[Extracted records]
#####
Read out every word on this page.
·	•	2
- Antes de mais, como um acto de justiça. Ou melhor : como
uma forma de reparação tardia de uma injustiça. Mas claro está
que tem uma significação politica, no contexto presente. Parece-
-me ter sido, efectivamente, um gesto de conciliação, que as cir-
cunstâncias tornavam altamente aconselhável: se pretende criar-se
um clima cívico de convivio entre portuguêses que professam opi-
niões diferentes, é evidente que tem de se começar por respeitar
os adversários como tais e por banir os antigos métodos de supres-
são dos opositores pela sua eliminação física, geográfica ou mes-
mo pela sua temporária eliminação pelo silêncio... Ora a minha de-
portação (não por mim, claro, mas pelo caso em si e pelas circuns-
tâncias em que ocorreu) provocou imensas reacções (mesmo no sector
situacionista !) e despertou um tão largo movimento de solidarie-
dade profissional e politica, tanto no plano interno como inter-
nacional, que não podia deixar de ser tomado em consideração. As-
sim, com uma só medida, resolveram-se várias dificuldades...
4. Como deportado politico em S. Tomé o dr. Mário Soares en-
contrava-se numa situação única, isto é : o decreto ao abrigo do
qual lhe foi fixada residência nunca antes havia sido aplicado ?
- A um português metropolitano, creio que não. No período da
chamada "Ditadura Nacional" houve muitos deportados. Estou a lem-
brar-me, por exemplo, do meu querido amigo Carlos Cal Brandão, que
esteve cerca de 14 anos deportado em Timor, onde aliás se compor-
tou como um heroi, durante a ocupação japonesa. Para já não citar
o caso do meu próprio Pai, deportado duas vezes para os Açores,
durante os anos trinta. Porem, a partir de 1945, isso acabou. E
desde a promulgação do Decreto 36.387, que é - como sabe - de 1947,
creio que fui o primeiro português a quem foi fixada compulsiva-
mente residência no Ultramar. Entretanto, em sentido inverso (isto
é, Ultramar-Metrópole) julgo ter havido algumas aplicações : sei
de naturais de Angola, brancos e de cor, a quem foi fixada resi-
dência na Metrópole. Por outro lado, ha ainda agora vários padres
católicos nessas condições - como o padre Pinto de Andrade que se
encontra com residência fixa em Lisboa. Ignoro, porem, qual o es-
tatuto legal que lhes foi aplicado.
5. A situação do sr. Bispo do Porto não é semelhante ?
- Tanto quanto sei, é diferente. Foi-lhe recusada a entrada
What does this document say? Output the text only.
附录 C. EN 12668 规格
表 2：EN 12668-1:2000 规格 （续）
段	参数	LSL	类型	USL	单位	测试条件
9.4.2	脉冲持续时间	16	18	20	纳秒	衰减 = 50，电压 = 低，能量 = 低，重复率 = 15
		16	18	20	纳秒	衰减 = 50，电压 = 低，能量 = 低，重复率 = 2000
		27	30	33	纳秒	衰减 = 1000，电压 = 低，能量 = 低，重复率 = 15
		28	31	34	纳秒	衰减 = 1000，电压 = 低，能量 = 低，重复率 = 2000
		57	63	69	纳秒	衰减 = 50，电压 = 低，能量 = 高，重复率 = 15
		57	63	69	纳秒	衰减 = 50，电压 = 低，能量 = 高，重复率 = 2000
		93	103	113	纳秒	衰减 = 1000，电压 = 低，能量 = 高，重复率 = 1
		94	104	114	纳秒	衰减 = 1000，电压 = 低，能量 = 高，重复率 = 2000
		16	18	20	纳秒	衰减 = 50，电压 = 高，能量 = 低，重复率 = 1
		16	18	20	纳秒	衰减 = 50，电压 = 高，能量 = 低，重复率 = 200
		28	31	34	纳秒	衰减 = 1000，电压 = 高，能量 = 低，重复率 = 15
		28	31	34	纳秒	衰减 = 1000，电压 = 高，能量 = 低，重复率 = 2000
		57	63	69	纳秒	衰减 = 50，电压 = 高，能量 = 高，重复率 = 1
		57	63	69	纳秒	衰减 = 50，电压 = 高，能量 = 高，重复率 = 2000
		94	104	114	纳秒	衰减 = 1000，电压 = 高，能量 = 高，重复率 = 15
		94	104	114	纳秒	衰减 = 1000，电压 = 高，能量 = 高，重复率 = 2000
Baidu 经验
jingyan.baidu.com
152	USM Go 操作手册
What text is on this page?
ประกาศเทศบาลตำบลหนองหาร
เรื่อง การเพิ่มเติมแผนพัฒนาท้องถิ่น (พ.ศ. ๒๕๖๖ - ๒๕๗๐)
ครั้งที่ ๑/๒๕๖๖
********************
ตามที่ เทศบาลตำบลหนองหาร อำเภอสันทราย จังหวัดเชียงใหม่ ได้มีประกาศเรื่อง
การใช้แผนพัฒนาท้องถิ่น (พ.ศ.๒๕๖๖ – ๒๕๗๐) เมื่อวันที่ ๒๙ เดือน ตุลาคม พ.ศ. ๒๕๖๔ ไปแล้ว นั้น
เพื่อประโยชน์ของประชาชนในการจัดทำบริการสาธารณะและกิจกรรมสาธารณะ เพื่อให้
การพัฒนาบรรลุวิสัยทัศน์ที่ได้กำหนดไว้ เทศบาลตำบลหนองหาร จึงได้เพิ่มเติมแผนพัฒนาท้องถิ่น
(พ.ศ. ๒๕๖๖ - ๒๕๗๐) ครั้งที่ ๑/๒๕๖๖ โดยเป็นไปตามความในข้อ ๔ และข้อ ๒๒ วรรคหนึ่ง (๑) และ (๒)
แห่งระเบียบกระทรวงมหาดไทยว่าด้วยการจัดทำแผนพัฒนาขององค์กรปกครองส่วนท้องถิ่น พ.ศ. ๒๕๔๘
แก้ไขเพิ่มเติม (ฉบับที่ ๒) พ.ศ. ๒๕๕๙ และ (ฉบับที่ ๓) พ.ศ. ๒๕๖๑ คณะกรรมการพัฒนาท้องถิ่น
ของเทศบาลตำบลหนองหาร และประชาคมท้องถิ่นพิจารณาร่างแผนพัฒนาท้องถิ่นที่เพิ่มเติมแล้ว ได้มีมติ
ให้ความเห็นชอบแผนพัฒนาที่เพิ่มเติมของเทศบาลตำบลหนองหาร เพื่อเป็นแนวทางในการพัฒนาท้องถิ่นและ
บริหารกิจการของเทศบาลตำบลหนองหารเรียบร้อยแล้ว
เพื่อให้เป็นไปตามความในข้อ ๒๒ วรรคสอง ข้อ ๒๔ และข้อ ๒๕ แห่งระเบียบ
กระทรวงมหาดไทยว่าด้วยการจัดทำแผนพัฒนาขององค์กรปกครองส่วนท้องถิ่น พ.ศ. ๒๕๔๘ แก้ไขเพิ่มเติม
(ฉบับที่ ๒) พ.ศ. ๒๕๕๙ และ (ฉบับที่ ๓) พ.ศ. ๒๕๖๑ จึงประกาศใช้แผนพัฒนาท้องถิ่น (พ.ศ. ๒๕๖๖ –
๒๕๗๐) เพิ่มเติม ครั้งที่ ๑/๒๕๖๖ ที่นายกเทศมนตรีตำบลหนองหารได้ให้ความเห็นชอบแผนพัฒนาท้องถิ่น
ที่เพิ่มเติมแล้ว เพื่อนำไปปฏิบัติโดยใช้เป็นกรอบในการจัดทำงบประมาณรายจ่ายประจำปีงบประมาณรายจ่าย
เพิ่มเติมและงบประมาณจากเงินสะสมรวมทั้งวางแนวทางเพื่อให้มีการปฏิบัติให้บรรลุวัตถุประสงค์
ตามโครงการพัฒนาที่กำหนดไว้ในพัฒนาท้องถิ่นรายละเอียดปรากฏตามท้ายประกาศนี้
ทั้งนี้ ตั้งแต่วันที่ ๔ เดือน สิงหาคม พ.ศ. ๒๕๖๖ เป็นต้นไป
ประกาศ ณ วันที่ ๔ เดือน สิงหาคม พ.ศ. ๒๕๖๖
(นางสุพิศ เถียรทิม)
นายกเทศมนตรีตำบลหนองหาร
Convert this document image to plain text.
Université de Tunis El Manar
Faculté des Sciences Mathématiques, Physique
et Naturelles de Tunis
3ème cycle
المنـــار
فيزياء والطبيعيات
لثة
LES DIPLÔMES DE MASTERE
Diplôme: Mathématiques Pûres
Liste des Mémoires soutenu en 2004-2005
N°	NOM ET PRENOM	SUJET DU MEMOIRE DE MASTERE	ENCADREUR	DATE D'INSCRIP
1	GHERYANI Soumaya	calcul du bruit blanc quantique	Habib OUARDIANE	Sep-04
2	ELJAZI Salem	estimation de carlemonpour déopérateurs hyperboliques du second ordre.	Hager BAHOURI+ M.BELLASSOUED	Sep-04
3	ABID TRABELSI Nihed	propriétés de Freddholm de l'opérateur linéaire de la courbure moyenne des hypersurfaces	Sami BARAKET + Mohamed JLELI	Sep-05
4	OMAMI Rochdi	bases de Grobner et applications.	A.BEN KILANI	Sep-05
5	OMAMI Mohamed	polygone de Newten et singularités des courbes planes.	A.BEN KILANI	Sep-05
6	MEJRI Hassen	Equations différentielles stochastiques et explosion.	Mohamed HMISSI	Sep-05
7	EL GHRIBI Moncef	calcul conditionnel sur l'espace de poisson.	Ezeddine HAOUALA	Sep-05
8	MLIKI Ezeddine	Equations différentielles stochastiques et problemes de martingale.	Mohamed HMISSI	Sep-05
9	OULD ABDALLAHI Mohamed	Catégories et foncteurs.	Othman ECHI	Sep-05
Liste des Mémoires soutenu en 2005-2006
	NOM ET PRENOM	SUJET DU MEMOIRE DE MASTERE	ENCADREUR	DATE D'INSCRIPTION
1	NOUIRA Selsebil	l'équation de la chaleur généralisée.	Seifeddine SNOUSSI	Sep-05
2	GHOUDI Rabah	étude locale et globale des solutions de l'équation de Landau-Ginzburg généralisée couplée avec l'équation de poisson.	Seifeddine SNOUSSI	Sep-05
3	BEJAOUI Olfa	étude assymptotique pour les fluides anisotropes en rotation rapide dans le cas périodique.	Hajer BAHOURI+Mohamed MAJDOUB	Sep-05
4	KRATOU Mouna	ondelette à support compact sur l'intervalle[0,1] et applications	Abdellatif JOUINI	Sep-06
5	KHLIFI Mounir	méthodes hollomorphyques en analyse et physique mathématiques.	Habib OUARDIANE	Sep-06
#####
Copy whichever lines in the listing above contain the word "Mémoires".

Solution |
Liste des Mémoires soutenu en 2004-2005
Liste des Mémoires soutenu en 2005-2006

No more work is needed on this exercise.